--- Begin RECORD EXCERPTS ---

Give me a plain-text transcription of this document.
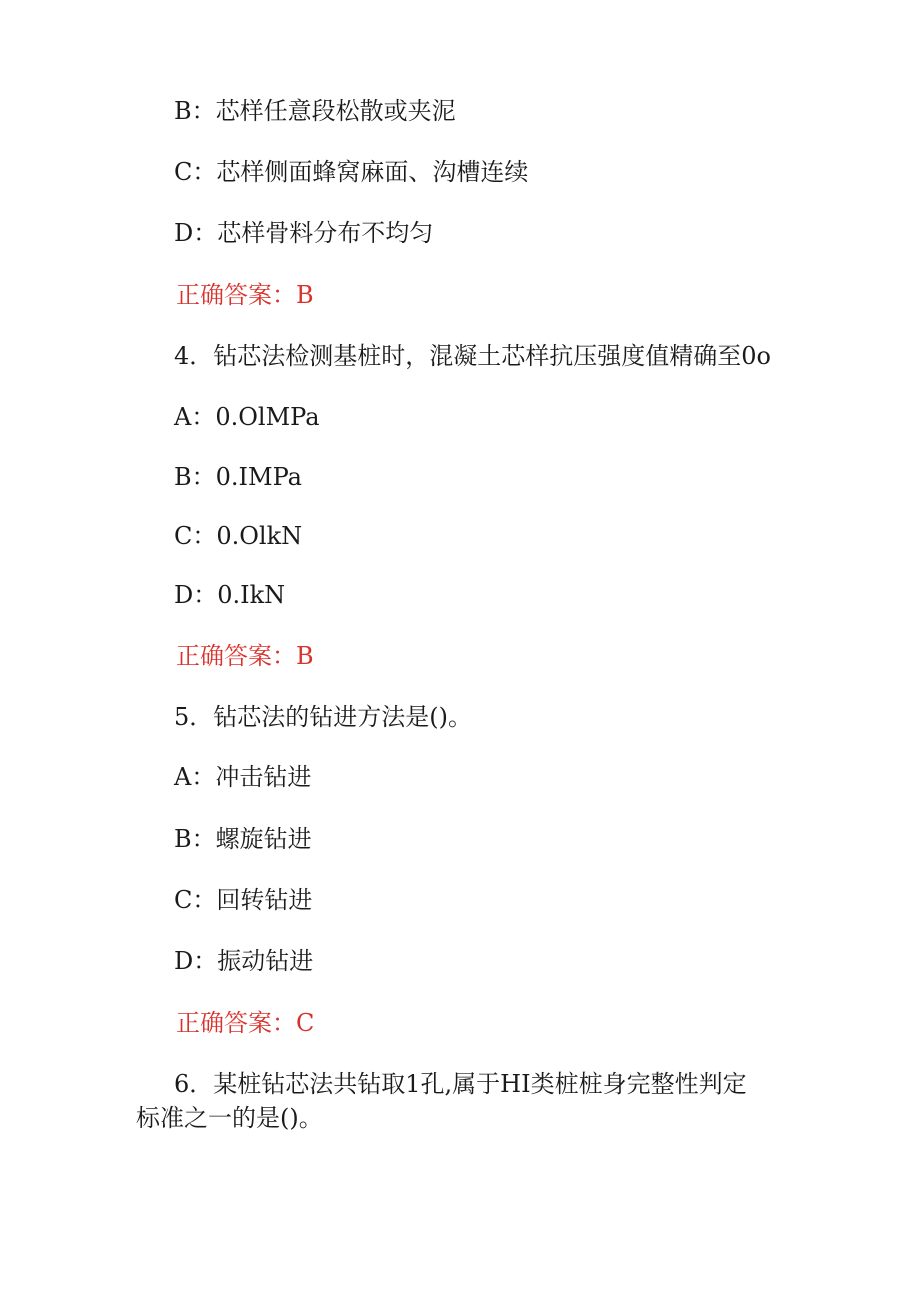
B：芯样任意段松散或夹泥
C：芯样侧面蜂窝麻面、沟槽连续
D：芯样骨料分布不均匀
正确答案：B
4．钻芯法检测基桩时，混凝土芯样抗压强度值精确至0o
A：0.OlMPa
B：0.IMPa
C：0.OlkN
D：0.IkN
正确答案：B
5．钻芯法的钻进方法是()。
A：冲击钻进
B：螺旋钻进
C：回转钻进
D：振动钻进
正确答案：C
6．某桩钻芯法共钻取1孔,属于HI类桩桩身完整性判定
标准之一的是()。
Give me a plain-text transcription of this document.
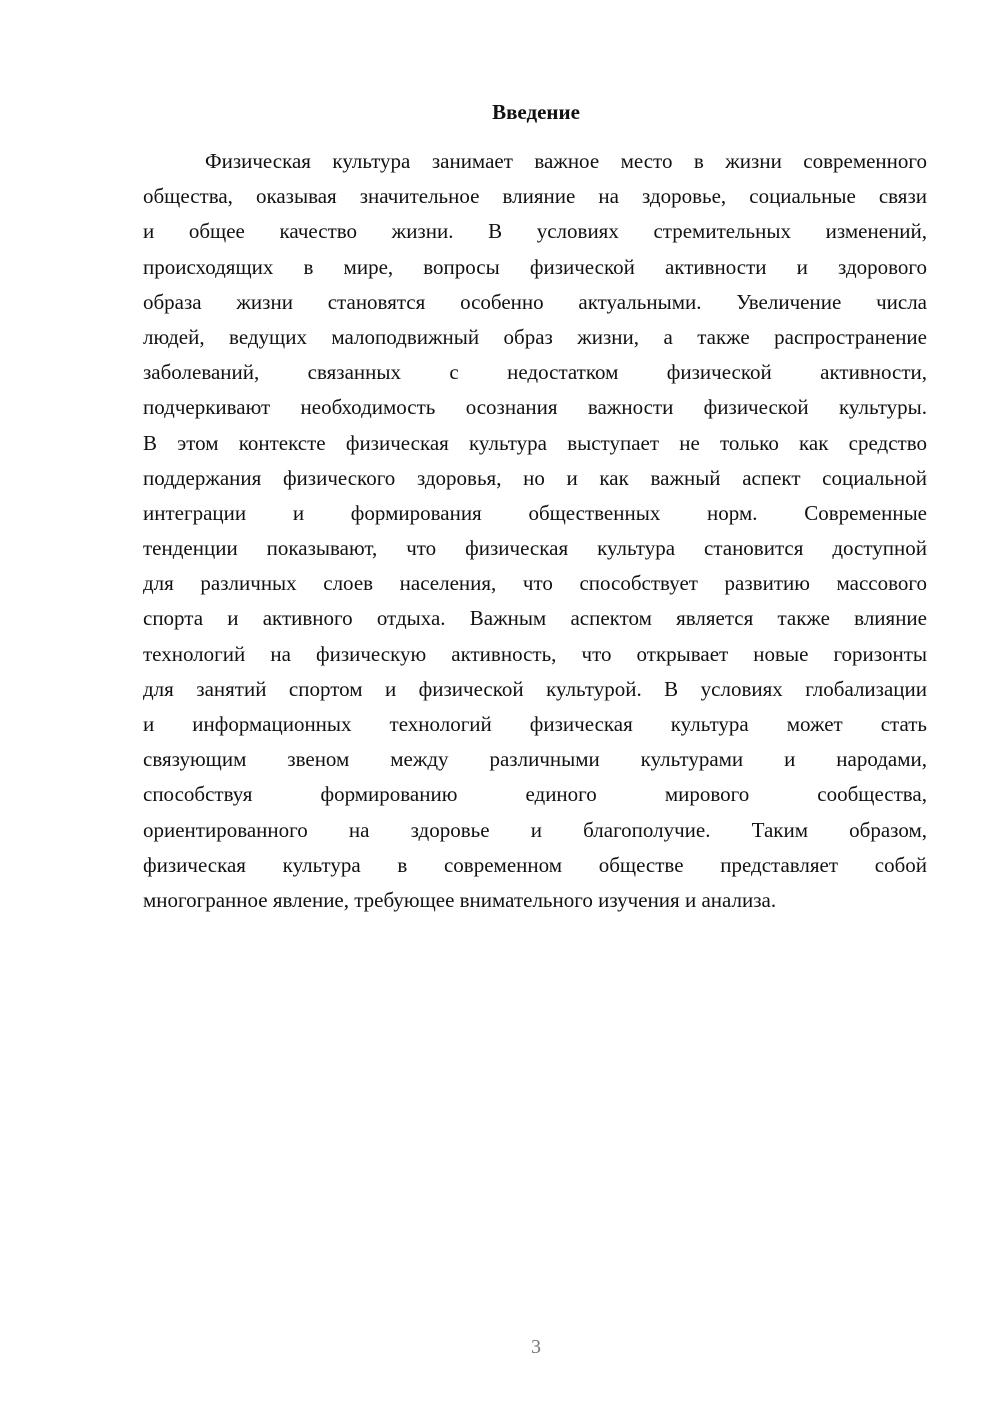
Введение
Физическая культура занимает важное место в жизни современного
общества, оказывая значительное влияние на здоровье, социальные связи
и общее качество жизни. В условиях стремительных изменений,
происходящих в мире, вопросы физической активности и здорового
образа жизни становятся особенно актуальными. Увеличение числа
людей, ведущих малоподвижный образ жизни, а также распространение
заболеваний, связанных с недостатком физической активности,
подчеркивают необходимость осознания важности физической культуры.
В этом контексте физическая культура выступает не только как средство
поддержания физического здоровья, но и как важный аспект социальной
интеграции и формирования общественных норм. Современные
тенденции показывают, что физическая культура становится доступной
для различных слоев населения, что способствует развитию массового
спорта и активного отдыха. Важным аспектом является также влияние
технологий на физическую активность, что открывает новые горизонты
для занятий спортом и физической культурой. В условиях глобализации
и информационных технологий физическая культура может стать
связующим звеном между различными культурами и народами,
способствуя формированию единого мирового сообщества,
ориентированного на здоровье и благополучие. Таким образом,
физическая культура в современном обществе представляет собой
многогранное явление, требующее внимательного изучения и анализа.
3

--- End RECORD EXCERPTS ---
--- Begin RECORD EXCERPTS ---

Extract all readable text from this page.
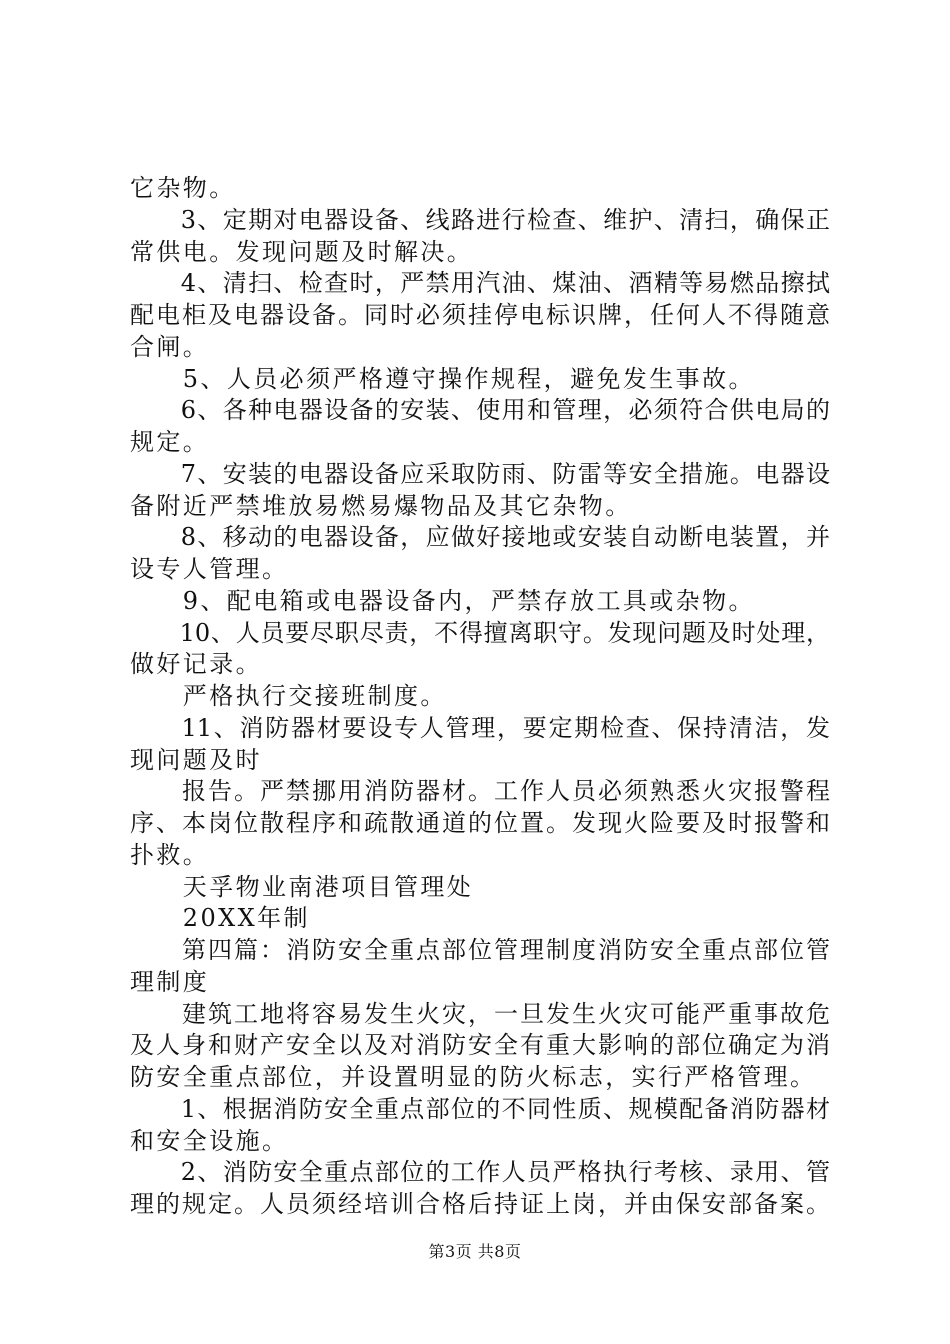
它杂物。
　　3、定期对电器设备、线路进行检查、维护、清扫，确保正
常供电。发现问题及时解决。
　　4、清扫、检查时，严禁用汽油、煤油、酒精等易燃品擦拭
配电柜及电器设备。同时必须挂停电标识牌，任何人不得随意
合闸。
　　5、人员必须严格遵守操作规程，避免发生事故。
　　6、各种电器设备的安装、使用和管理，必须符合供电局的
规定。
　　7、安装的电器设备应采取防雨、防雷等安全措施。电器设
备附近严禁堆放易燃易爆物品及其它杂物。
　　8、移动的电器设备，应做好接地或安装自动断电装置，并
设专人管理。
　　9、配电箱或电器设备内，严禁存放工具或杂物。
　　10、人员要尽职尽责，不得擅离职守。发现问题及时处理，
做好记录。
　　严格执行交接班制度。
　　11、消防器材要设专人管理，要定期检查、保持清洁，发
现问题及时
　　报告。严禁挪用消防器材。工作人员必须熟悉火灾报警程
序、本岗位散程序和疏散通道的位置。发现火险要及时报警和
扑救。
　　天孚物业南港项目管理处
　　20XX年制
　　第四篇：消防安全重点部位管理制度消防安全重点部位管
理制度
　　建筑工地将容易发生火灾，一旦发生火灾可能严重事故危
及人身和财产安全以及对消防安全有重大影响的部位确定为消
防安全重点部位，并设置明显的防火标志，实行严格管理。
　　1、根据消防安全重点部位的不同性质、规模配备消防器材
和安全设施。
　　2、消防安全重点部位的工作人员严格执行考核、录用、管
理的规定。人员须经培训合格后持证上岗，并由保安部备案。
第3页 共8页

--- End RECORD EXCERPTS ---

## EXERCISE TASK
Find every line in the records that contains the word "условиях"; copy those lines.

## RESPONSE TO THE TASK
и общее качество жизни. В условиях стремительных изменений,
для занятий спортом и физической культурой. В условиях глобализации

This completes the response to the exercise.